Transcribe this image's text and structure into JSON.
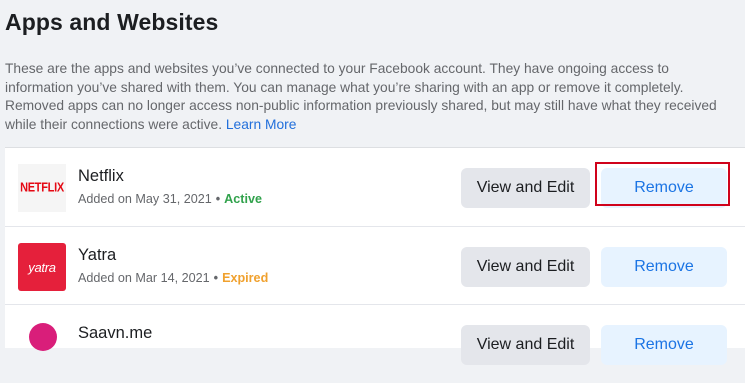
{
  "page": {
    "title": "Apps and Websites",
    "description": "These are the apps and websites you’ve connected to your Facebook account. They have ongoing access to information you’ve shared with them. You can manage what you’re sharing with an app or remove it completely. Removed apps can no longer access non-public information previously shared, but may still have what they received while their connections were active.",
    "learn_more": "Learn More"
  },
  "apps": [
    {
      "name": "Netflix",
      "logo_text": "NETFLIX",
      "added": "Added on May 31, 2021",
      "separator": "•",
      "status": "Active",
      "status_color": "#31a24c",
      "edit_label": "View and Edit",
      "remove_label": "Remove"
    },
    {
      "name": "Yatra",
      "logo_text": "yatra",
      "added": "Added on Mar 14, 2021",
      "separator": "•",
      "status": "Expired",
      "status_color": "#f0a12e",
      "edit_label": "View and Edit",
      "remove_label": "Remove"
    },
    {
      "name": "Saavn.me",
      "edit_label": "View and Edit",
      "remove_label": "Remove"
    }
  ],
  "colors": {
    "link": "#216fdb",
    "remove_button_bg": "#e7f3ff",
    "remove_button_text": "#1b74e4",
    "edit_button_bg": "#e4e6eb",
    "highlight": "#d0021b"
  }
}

---

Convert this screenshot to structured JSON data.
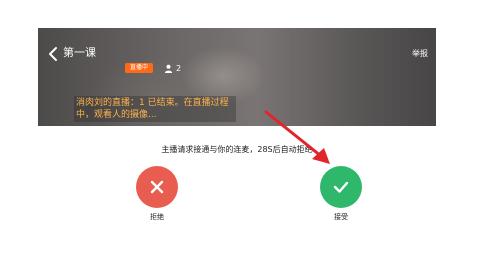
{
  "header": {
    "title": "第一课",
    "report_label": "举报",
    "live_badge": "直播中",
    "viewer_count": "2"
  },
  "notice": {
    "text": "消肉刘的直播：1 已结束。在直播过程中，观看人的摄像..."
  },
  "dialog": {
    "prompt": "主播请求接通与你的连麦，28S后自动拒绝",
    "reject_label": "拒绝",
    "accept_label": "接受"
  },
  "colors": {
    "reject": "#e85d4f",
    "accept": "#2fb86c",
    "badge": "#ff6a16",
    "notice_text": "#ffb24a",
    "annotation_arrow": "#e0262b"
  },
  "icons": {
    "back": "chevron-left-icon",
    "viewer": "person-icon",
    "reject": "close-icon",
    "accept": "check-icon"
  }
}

---

Only a number is wanted: how many lines of the material include the word "Added".

2